BILL ANALYSIS
SENATE REVENUE & TAXATION COMMITTEE
Senator Lois Wolk, Chair
AB 1973 - Swanson
Amended: June 28, 2010
Hearing: July 1, 2010 Tax Levy Fiscal: Yes
SUMMARY: Expands the Existing Hiring Credit for Small
Businesses That Employ Ex-Offenders or
Individuals Who Have Been Unemployed for 1 Year
or More.
EXISTING LAW allows various tax credits designed to
provide tax relief for taxpayers who incur certain expenses
or to influence behavior, including business practices.
Current law provides for the following geographically
targeted economic development areas (G-TEDAs): Enterprise
Zones, Manufacturing Enhancement Areas, Targeted Tax Areas,
and Local Agency Military Base Recovery Areas. Special tax
incentives are provided to taxpayers conducting business
activities within a G-TEDA. These incentives include a
hiring credit equal to a percentage of wages paid to
qualified employees.

• SUPPLIED INFORMATION:
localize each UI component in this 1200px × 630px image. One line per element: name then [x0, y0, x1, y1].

• PROBLEM TO WORK ON: Copy out the AB 1973 bill analysis in full, word for word. The data has nothing to do with what is asked here.

• WRITTEN RESPONSE:
BILL ANALYSIS
SENATE REVENUE & TAXATION COMMITTEE
Senator Lois Wolk, Chair
AB 1973 - Swanson
Amended: June 28, 2010
Hearing: July 1, 2010 Tax Levy Fiscal: Yes
SUMMARY: Expands the Existing Hiring Credit for Small
Businesses That Employ Ex-Offenders or
Individuals Who Have Been Unemployed for 1 Year
or More.
EXISTING LAW allows various tax credits designed to
provide tax relief for taxpayers who incur certain expenses
or to influence behavior, including business practices.
Current law provides for the following geographically
targeted economic development areas (G-TEDAs): Enterprise
Zones, Manufacturing Enhancement Areas, Targeted Tax Areas,
and Local Agency Military Base Recovery Areas. Special tax
incentives are provided to taxpayers conducting business
activities within a G-TEDA. These incentives include a
hiring credit equal to a percentage of wages paid to
qualified employees.